### WHAT THE EXERCISE ASKS
Write out each line word for word. Drop pictures.
---
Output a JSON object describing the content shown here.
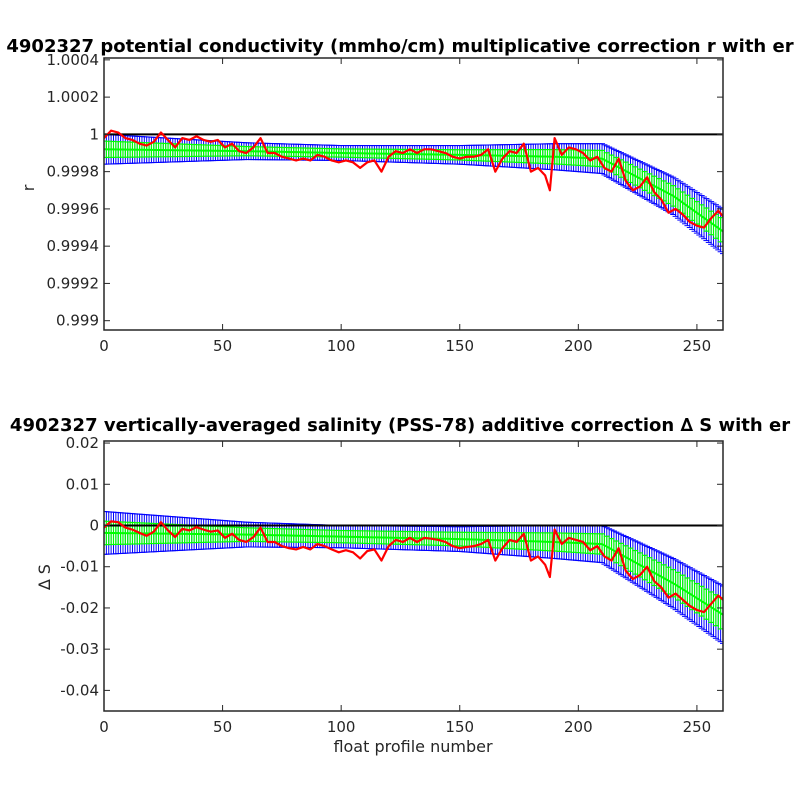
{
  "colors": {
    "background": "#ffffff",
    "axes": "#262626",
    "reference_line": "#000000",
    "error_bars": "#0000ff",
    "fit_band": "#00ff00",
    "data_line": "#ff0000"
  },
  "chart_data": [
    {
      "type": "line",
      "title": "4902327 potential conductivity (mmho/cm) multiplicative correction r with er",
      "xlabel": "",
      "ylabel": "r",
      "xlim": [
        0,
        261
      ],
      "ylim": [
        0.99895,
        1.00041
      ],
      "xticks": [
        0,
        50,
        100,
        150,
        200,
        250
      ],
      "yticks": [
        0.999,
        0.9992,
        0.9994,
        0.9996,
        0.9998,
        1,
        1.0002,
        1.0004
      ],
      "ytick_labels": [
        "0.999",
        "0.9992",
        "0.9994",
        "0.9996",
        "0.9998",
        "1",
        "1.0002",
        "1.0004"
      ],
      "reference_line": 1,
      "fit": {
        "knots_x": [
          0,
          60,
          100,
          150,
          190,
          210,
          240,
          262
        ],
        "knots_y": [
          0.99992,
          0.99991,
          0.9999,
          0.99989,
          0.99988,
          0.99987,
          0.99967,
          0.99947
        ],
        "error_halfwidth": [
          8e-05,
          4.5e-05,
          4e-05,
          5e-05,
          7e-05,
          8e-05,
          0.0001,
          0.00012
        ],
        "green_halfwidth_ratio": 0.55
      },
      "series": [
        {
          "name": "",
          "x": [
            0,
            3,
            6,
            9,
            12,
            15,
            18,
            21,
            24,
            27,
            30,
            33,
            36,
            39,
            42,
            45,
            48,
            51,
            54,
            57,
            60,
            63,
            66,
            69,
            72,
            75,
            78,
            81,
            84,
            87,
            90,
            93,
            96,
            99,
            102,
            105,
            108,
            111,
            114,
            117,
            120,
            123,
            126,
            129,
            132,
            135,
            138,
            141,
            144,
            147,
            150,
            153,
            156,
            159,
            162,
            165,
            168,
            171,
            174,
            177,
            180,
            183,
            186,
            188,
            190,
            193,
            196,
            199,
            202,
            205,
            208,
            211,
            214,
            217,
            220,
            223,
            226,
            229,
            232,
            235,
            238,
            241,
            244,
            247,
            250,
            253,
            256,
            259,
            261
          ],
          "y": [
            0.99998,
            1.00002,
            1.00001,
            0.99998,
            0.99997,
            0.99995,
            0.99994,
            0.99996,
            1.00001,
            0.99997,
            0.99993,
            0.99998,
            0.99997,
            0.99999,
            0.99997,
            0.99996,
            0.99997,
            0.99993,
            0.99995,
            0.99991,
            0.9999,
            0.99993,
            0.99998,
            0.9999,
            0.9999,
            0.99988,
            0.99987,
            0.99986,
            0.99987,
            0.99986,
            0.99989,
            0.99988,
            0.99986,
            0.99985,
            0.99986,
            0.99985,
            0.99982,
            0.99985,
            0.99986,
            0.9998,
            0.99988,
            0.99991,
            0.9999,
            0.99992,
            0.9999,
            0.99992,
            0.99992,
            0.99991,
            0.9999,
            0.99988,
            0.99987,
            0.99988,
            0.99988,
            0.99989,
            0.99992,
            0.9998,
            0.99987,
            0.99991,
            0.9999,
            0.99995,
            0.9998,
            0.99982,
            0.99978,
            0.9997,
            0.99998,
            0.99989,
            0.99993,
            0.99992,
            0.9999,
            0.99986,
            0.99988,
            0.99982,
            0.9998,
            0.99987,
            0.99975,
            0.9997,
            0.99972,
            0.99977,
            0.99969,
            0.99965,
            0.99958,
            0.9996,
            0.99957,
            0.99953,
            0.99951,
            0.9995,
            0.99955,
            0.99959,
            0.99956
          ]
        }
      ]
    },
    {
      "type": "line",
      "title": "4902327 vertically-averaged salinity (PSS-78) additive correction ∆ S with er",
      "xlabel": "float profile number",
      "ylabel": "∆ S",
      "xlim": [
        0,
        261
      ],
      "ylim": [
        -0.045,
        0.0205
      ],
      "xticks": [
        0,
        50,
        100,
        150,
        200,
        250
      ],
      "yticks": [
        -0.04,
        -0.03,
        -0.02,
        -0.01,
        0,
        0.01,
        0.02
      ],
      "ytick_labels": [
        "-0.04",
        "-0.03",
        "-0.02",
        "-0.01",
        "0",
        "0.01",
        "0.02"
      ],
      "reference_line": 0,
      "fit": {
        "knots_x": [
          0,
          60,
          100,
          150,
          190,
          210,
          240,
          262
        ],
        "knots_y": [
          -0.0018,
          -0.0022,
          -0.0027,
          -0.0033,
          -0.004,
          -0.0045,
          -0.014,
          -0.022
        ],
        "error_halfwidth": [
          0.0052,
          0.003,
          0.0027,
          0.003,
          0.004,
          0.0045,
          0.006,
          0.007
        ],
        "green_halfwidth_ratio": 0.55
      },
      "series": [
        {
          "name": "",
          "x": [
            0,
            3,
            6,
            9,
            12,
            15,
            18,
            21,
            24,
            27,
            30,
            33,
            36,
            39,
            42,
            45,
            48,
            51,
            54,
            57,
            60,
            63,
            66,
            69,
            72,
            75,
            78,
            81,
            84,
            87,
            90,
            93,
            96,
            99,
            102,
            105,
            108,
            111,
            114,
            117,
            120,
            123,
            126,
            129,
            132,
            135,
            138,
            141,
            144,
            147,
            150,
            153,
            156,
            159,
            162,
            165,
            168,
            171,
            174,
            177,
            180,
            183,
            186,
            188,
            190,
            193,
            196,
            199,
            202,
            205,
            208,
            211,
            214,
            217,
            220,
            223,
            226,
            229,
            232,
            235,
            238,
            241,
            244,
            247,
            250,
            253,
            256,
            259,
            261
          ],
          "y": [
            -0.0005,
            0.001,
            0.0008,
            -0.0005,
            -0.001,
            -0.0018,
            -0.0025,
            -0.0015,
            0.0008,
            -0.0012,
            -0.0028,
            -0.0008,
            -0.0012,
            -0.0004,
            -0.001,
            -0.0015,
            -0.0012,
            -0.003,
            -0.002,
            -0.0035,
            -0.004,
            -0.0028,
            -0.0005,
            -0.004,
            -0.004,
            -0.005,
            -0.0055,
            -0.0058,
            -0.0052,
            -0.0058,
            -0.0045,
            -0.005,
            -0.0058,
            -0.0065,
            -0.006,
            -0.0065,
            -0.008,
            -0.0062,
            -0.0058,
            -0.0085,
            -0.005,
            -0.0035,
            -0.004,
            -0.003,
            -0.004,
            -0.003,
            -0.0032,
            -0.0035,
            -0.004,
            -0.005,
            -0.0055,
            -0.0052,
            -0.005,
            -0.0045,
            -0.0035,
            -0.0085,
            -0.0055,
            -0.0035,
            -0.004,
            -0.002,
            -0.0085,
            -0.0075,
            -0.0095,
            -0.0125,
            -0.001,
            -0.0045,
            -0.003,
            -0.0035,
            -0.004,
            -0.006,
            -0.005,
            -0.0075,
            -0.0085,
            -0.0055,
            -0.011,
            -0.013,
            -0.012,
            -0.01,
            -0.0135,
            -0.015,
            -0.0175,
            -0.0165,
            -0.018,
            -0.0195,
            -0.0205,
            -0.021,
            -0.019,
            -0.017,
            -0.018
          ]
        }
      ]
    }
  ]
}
---
### ANSWER
Output a JSON object describing the content shown here.
{
  "colors": {
    "background": "#ffffff",
    "axes": "#262626",
    "reference_line": "#000000",
    "error_bars": "#0000ff",
    "fit_band": "#00ff00",
    "data_line": "#ff0000"
  },
  "chart_data": [
    {
      "type": "line",
      "title": "4902327 potential conductivity (mmho/cm) multiplicative correction r with er",
      "xlabel": "",
      "ylabel": "r",
      "xlim": [
        0,
        261
      ],
      "ylim": [
        0.99895,
        1.00041
      ],
      "xticks": [
        0,
        50,
        100,
        150,
        200,
        250
      ],
      "yticks": [
        0.999,
        0.9992,
        0.9994,
        0.9996,
        0.9998,
        1,
        1.0002,
        1.0004
      ],
      "ytick_labels": [
        "0.999",
        "0.9992",
        "0.9994",
        "0.9996",
        "0.9998",
        "1",
        "1.0002",
        "1.0004"
      ],
      "reference_line": 1,
      "fit": {
        "knots_x": [
          0,
          60,
          100,
          150,
          190,
          210,
          240,
          262
        ],
        "knots_y": [
          0.99992,
          0.99991,
          0.9999,
          0.99989,
          0.99988,
          0.99987,
          0.99967,
          0.99947
        ],
        "error_halfwidth": [
          8e-05,
          4.5e-05,
          4e-05,
          5e-05,
          7e-05,
          8e-05,
          0.0001,
          0.00012
        ],
        "green_halfwidth_ratio": 0.55
      },
      "series": [
        {
          "name": "",
          "x": [
            0,
            3,
            6,
            9,
            12,
            15,
            18,
            21,
            24,
            27,
            30,
            33,
            36,
            39,
            42,
            45,
            48,
            51,
            54,
            57,
            60,
            63,
            66,
            69,
            72,
            75,
            78,
            81,
            84,
            87,
            90,
            93,
            96,
            99,
            102,
            105,
            108,
            111,
            114,
            117,
            120,
            123,
            126,
            129,
            132,
            135,
            138,
            141,
            144,
            147,
            150,
            153,
            156,
            159,
            162,
            165,
            168,
            171,
            174,
            177,
            180,
            183,
            186,
            188,
            190,
            193,
            196,
            199,
            202,
            205,
            208,
            211,
            214,
            217,
            220,
            223,
            226,
            229,
            232,
            235,
            238,
            241,
            244,
            247,
            250,
            253,
            256,
            259,
            261
          ],
          "y": [
            0.99998,
            1.00002,
            1.00001,
            0.99998,
            0.99997,
            0.99995,
            0.99994,
            0.99996,
            1.00001,
            0.99997,
            0.99993,
            0.99998,
            0.99997,
            0.99999,
            0.99997,
            0.99996,
            0.99997,
            0.99993,
            0.99995,
            0.99991,
            0.9999,
            0.99993,
            0.99998,
            0.9999,
            0.9999,
            0.99988,
            0.99987,
            0.99986,
            0.99987,
            0.99986,
            0.99989,
            0.99988,
            0.99986,
            0.99985,
            0.99986,
            0.99985,
            0.99982,
            0.99985,
            0.99986,
            0.9998,
            0.99988,
            0.99991,
            0.9999,
            0.99992,
            0.9999,
            0.99992,
            0.99992,
            0.99991,
            0.9999,
            0.99988,
            0.99987,
            0.99988,
            0.99988,
            0.99989,
            0.99992,
            0.9998,
            0.99987,
            0.99991,
            0.9999,
            0.99995,
            0.9998,
            0.99982,
            0.99978,
            0.9997,
            0.99998,
            0.99989,
            0.99993,
            0.99992,
            0.9999,
            0.99986,
            0.99988,
            0.99982,
            0.9998,
            0.99987,
            0.99975,
            0.9997,
            0.99972,
            0.99977,
            0.99969,
            0.99965,
            0.99958,
            0.9996,
            0.99957,
            0.99953,
            0.99951,
            0.9995,
            0.99955,
            0.99959,
            0.99956
          ]
        }
      ]
    },
    {
      "type": "line",
      "title": "4902327 vertically-averaged salinity (PSS-78) additive correction ∆ S with er",
      "xlabel": "float profile number",
      "ylabel": "∆ S",
      "xlim": [
        0,
        261
      ],
      "ylim": [
        -0.045,
        0.0205
      ],
      "xticks": [
        0,
        50,
        100,
        150,
        200,
        250
      ],
      "yticks": [
        -0.04,
        -0.03,
        -0.02,
        -0.01,
        0,
        0.01,
        0.02
      ],
      "ytick_labels": [
        "-0.04",
        "-0.03",
        "-0.02",
        "-0.01",
        "0",
        "0.01",
        "0.02"
      ],
      "reference_line": 0,
      "fit": {
        "knots_x": [
          0,
          60,
          100,
          150,
          190,
          210,
          240,
          262
        ],
        "knots_y": [
          -0.0018,
          -0.0022,
          -0.0027,
          -0.0033,
          -0.004,
          -0.0045,
          -0.014,
          -0.022
        ],
        "error_halfwidth": [
          0.0052,
          0.003,
          0.0027,
          0.003,
          0.004,
          0.0045,
          0.006,
          0.007
        ],
        "green_halfwidth_ratio": 0.55
      },
      "series": [
        {
          "name": "",
          "x": [
            0,
            3,
            6,
            9,
            12,
            15,
            18,
            21,
            24,
            27,
            30,
            33,
            36,
            39,
            42,
            45,
            48,
            51,
            54,
            57,
            60,
            63,
            66,
            69,
            72,
            75,
            78,
            81,
            84,
            87,
            90,
            93,
            96,
            99,
            102,
            105,
            108,
            111,
            114,
            117,
            120,
            123,
            126,
            129,
            132,
            135,
            138,
            141,
            144,
            147,
            150,
            153,
            156,
            159,
            162,
            165,
            168,
            171,
            174,
            177,
            180,
            183,
            186,
            188,
            190,
            193,
            196,
            199,
            202,
            205,
            208,
            211,
            214,
            217,
            220,
            223,
            226,
            229,
            232,
            235,
            238,
            241,
            244,
            247,
            250,
            253,
            256,
            259,
            261
          ],
          "y": [
            -0.0005,
            0.001,
            0.0008,
            -0.0005,
            -0.001,
            -0.0018,
            -0.0025,
            -0.0015,
            0.0008,
            -0.0012,
            -0.0028,
            -0.0008,
            -0.0012,
            -0.0004,
            -0.001,
            -0.0015,
            -0.0012,
            -0.003,
            -0.002,
            -0.0035,
            -0.004,
            -0.0028,
            -0.0005,
            -0.004,
            -0.004,
            -0.005,
            -0.0055,
            -0.0058,
            -0.0052,
            -0.0058,
            -0.0045,
            -0.005,
            -0.0058,
            -0.0065,
            -0.006,
            -0.0065,
            -0.008,
            -0.0062,
            -0.0058,
            -0.0085,
            -0.005,
            -0.0035,
            -0.004,
            -0.003,
            -0.004,
            -0.003,
            -0.0032,
            -0.0035,
            -0.004,
            -0.005,
            -0.0055,
            -0.0052,
            -0.005,
            -0.0045,
            -0.0035,
            -0.0085,
            -0.0055,
            -0.0035,
            -0.004,
            -0.002,
            -0.0085,
            -0.0075,
            -0.0095,
            -0.0125,
            -0.001,
            -0.0045,
            -0.003,
            -0.0035,
            -0.004,
            -0.006,
            -0.005,
            -0.0075,
            -0.0085,
            -0.0055,
            -0.011,
            -0.013,
            -0.012,
            -0.01,
            -0.0135,
            -0.015,
            -0.0175,
            -0.0165,
            -0.018,
            -0.0195,
            -0.0205,
            -0.021,
            -0.019,
            -0.017,
            -0.018
          ]
        }
      ]
    }
  ]
}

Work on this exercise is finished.